**Task to carry out**
Please transcribe the listing below in full and word for word, without its pictures.

**Record excerpts**
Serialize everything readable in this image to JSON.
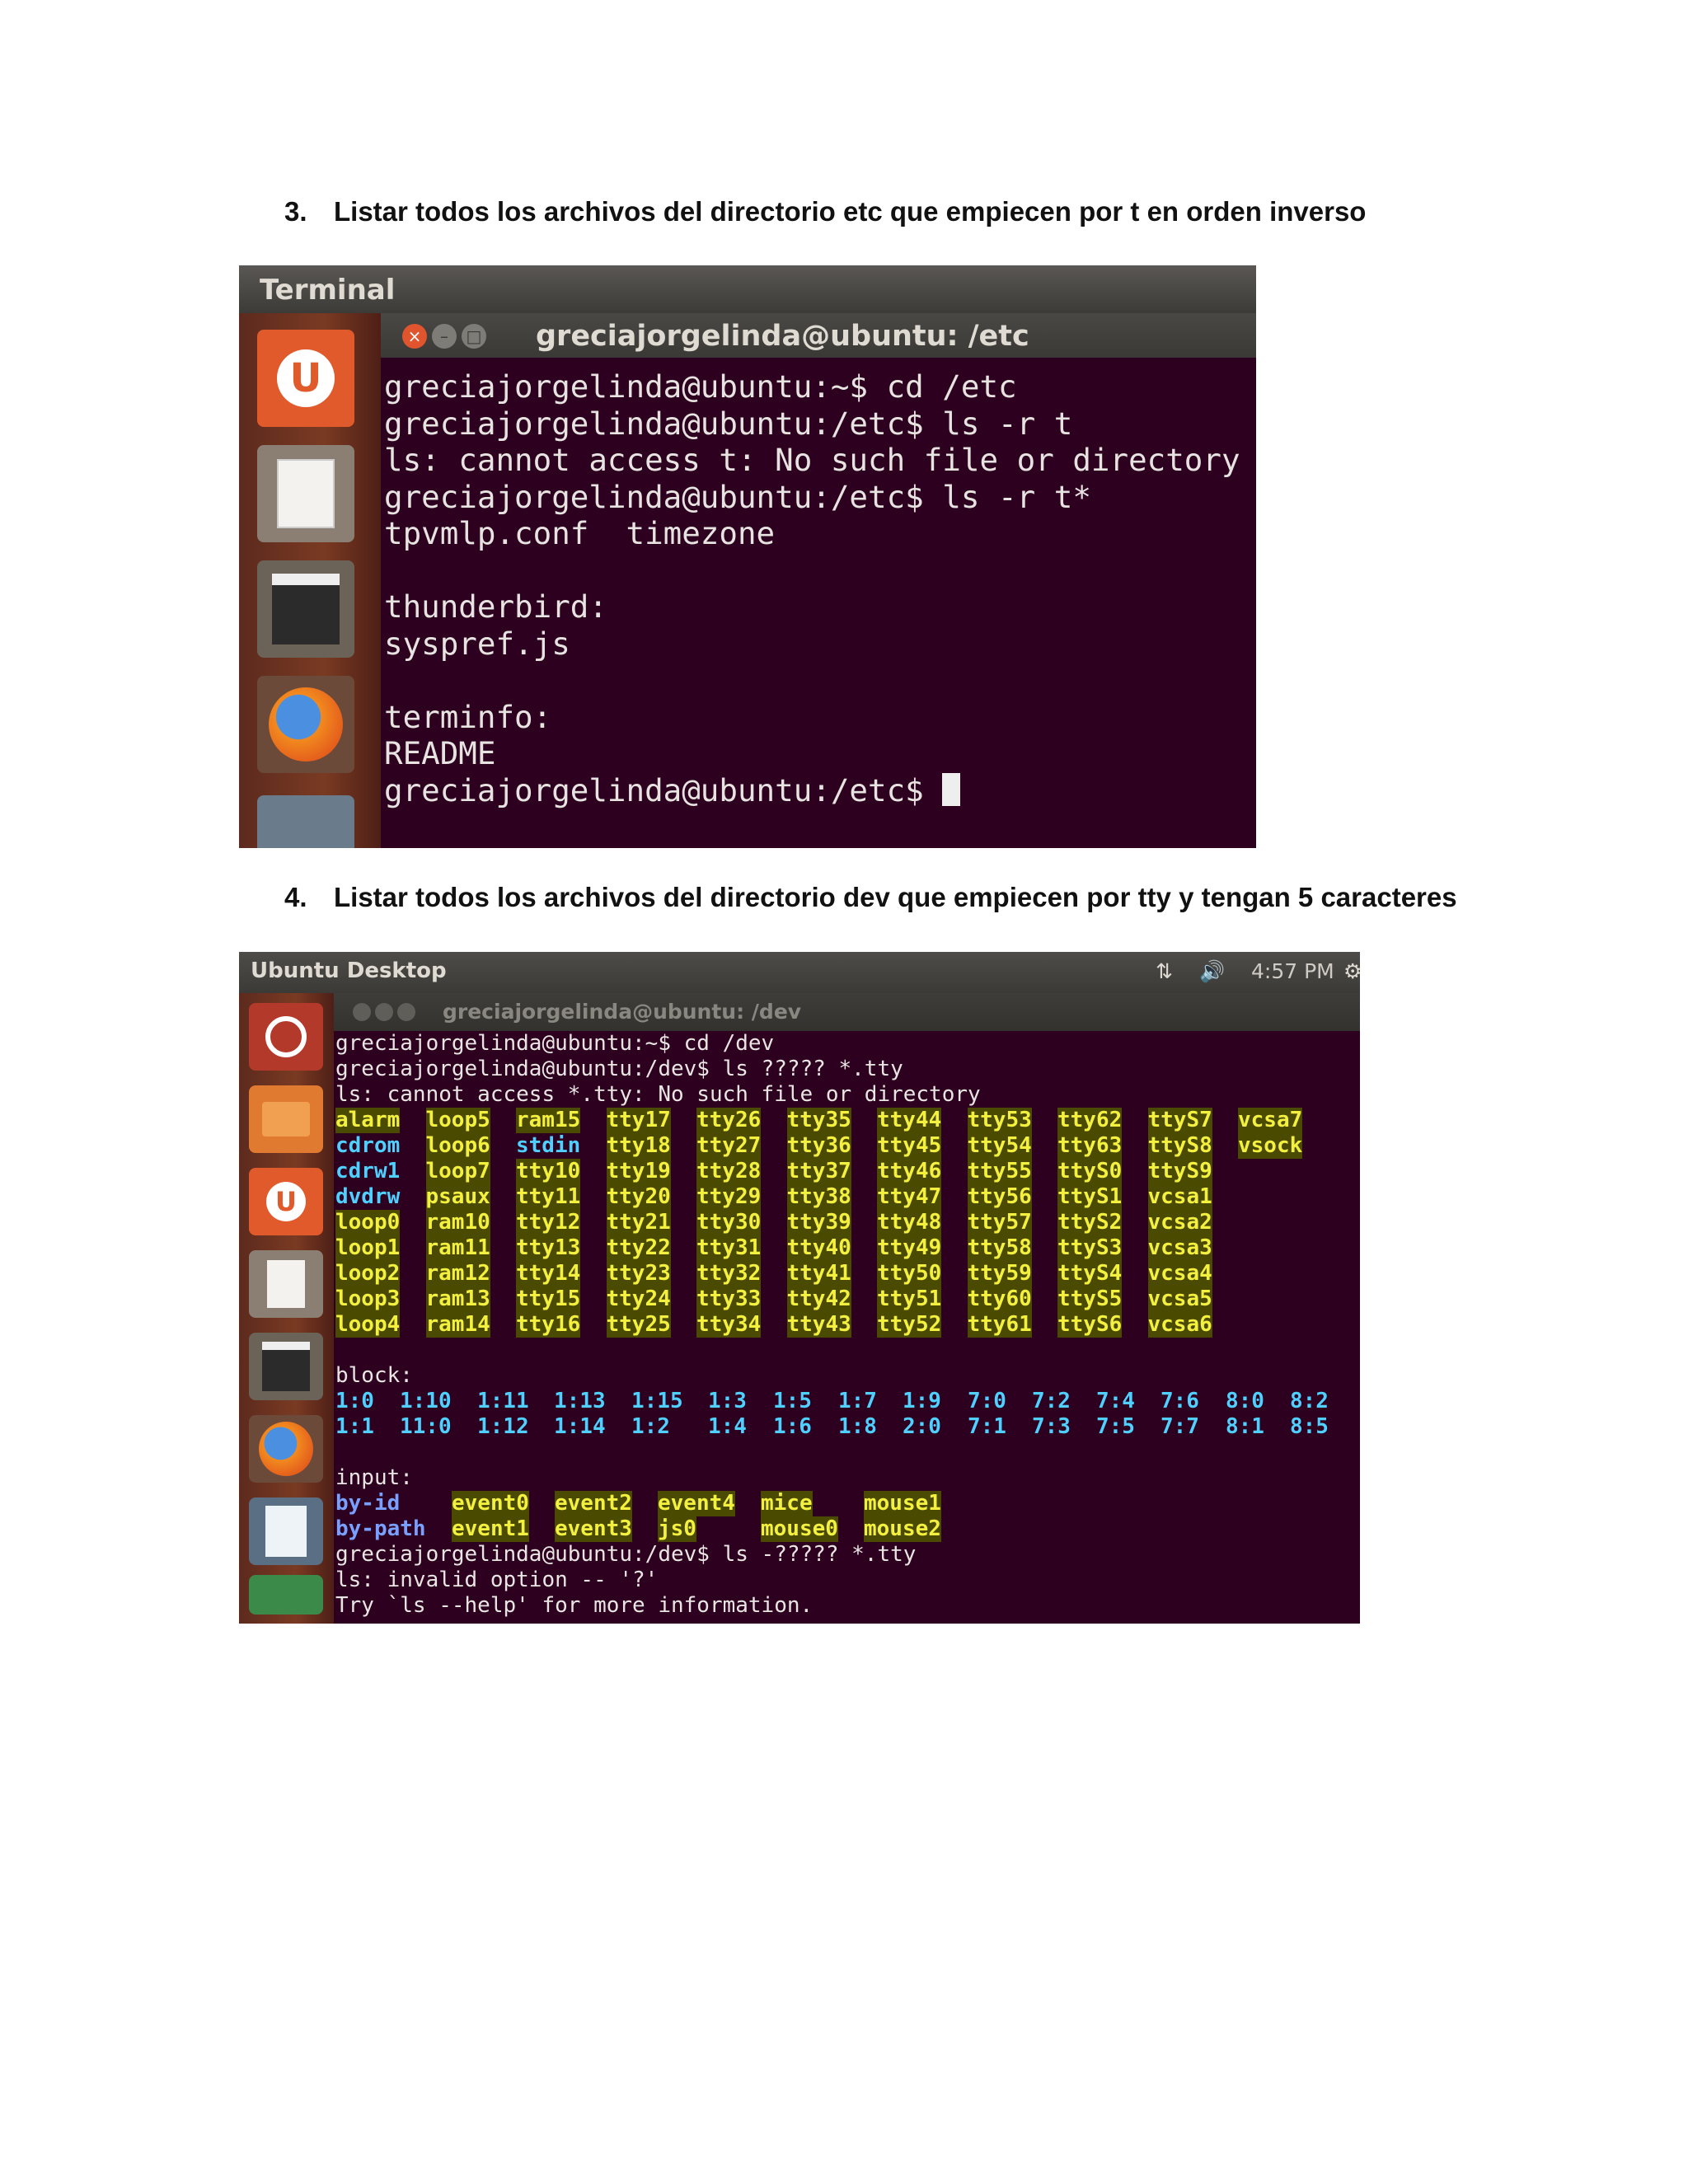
{
  "heading3": {
    "num": "3.",
    "text": "Listar todos los archivos del directorio etc que empiecen por t en orden inverso"
  },
  "heading4": {
    "num": "4.",
    "text": "Listar todos los archivos del directorio dev que empiecen por tty y tengan 5 caracteres"
  },
  "shot1": {
    "app_title": "Terminal",
    "window_title": "greciajorgelinda@ubuntu: /etc",
    "lines": [
      "greciajorgelinda@ubuntu:~$ cd /etc",
      "greciajorgelinda@ubuntu:/etc$ ls -r t",
      "ls: cannot access t: No such file or directory",
      "greciajorgelinda@ubuntu:/etc$ ls -r t*",
      "tpvmlp.conf  timezone",
      "",
      "thunderbird:",
      "syspref.js",
      "",
      "terminfo:",
      "README",
      "greciajorgelinda@ubuntu:/etc$ "
    ]
  },
  "shot2": {
    "panel_title": "Ubuntu Desktop",
    "clock": "4:57 PM",
    "window_title": "greciajorgelinda@ubuntu: /dev",
    "pre_lines": [
      "greciajorgelinda@ubuntu:~$ cd /dev",
      "greciajorgelinda@ubuntu:/dev$ ls ????? *.tty",
      "ls: cannot access *.tty: No such file or directory"
    ],
    "dev_grid": [
      [
        "alarm",
        "loop5",
        "ram15",
        "tty17",
        "tty26",
        "tty35",
        "tty44",
        "tty53",
        "tty62",
        "ttyS7",
        "vcsa7"
      ],
      [
        "cdrom",
        "loop6",
        "stdin",
        "tty18",
        "tty27",
        "tty36",
        "tty45",
        "tty54",
        "tty63",
        "ttyS8",
        "vsock"
      ],
      [
        "cdrw1",
        "loop7",
        "tty10",
        "tty19",
        "tty28",
        "tty37",
        "tty46",
        "tty55",
        "ttyS0",
        "ttyS9",
        ""
      ],
      [
        "dvdrw",
        "psaux",
        "tty11",
        "tty20",
        "tty29",
        "tty38",
        "tty47",
        "tty56",
        "ttyS1",
        "vcsa1",
        ""
      ],
      [
        "loop0",
        "ram10",
        "tty12",
        "tty21",
        "tty30",
        "tty39",
        "tty48",
        "tty57",
        "ttyS2",
        "vcsa2",
        ""
      ],
      [
        "loop1",
        "ram11",
        "tty13",
        "tty22",
        "tty31",
        "tty40",
        "tty49",
        "tty58",
        "ttyS3",
        "vcsa3",
        ""
      ],
      [
        "loop2",
        "ram12",
        "tty14",
        "tty23",
        "tty32",
        "tty41",
        "tty50",
        "tty59",
        "ttyS4",
        "vcsa4",
        ""
      ],
      [
        "loop3",
        "ram13",
        "tty15",
        "tty24",
        "tty33",
        "tty42",
        "tty51",
        "tty60",
        "ttyS5",
        "vcsa5",
        ""
      ],
      [
        "loop4",
        "ram14",
        "tty16",
        "tty25",
        "tty34",
        "tty43",
        "tty52",
        "tty61",
        "ttyS6",
        "vcsa6",
        ""
      ]
    ],
    "block_label": "block:",
    "block_grid": [
      [
        "1:0",
        "1:10",
        "1:11",
        "1:13",
        "1:15",
        "1:3",
        "1:5",
        "1:7",
        "1:9",
        "7:0",
        "7:2",
        "7:4",
        "7:6",
        "8:0",
        "8:2"
      ],
      [
        "1:1",
        "11:0",
        "1:12",
        "1:14",
        "1:2",
        "1:4",
        "1:6",
        "1:8",
        "2:0",
        "7:1",
        "7:3",
        "7:5",
        "7:7",
        "8:1",
        "8:5"
      ]
    ],
    "input_label": "input:",
    "input_grid": [
      [
        "by-id",
        "event0",
        "event2",
        "event4",
        "mice",
        "mouse1"
      ],
      [
        "by-path",
        "event1",
        "event3",
        "js0",
        "mouse0",
        "mouse2"
      ]
    ],
    "post_lines": [
      "greciajorgelinda@ubuntu:/dev$ ls -????? *.tty",
      "ls: invalid option -- '?'",
      "Try `ls --help' for more information."
    ]
  }
}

**Correct response**
Serialize everything readable in this image to JSON.
{
  "heading3": {
    "num": "3.",
    "text": "Listar todos los archivos del directorio etc que empiecen por t en orden inverso"
  },
  "heading4": {
    "num": "4.",
    "text": "Listar todos los archivos del directorio dev que empiecen por tty y tengan 5 caracteres"
  },
  "shot1": {
    "app_title": "Terminal",
    "window_title": "greciajorgelinda@ubuntu: /etc",
    "lines": [
      "greciajorgelinda@ubuntu:~$ cd /etc",
      "greciajorgelinda@ubuntu:/etc$ ls -r t",
      "ls: cannot access t: No such file or directory",
      "greciajorgelinda@ubuntu:/etc$ ls -r t*",
      "tpvmlp.conf  timezone",
      "",
      "thunderbird:",
      "syspref.js",
      "",
      "terminfo:",
      "README",
      "greciajorgelinda@ubuntu:/etc$ "
    ]
  },
  "shot2": {
    "panel_title": "Ubuntu Desktop",
    "clock": "4:57 PM",
    "window_title": "greciajorgelinda@ubuntu: /dev",
    "pre_lines": [
      "greciajorgelinda@ubuntu:~$ cd /dev",
      "greciajorgelinda@ubuntu:/dev$ ls ????? *.tty",
      "ls: cannot access *.tty: No such file or directory"
    ],
    "dev_grid": [
      [
        "alarm",
        "loop5",
        "ram15",
        "tty17",
        "tty26",
        "tty35",
        "tty44",
        "tty53",
        "tty62",
        "ttyS7",
        "vcsa7"
      ],
      [
        "cdrom",
        "loop6",
        "stdin",
        "tty18",
        "tty27",
        "tty36",
        "tty45",
        "tty54",
        "tty63",
        "ttyS8",
        "vsock"
      ],
      [
        "cdrw1",
        "loop7",
        "tty10",
        "tty19",
        "tty28",
        "tty37",
        "tty46",
        "tty55",
        "ttyS0",
        "ttyS9",
        ""
      ],
      [
        "dvdrw",
        "psaux",
        "tty11",
        "tty20",
        "tty29",
        "tty38",
        "tty47",
        "tty56",
        "ttyS1",
        "vcsa1",
        ""
      ],
      [
        "loop0",
        "ram10",
        "tty12",
        "tty21",
        "tty30",
        "tty39",
        "tty48",
        "tty57",
        "ttyS2",
        "vcsa2",
        ""
      ],
      [
        "loop1",
        "ram11",
        "tty13",
        "tty22",
        "tty31",
        "tty40",
        "tty49",
        "tty58",
        "ttyS3",
        "vcsa3",
        ""
      ],
      [
        "loop2",
        "ram12",
        "tty14",
        "tty23",
        "tty32",
        "tty41",
        "tty50",
        "tty59",
        "ttyS4",
        "vcsa4",
        ""
      ],
      [
        "loop3",
        "ram13",
        "tty15",
        "tty24",
        "tty33",
        "tty42",
        "tty51",
        "tty60",
        "ttyS5",
        "vcsa5",
        ""
      ],
      [
        "loop4",
        "ram14",
        "tty16",
        "tty25",
        "tty34",
        "tty43",
        "tty52",
        "tty61",
        "ttyS6",
        "vcsa6",
        ""
      ]
    ],
    "block_label": "block:",
    "block_grid": [
      [
        "1:0",
        "1:10",
        "1:11",
        "1:13",
        "1:15",
        "1:3",
        "1:5",
        "1:7",
        "1:9",
        "7:0",
        "7:2",
        "7:4",
        "7:6",
        "8:0",
        "8:2"
      ],
      [
        "1:1",
        "11:0",
        "1:12",
        "1:14",
        "1:2",
        "1:4",
        "1:6",
        "1:8",
        "2:0",
        "7:1",
        "7:3",
        "7:5",
        "7:7",
        "8:1",
        "8:5"
      ]
    ],
    "input_label": "input:",
    "input_grid": [
      [
        "by-id",
        "event0",
        "event2",
        "event4",
        "mice",
        "mouse1"
      ],
      [
        "by-path",
        "event1",
        "event3",
        "js0",
        "mouse0",
        "mouse2"
      ]
    ],
    "post_lines": [
      "greciajorgelinda@ubuntu:/dev$ ls -????? *.tty",
      "ls: invalid option -- '?'",
      "Try `ls --help' for more information."
    ]
  }
}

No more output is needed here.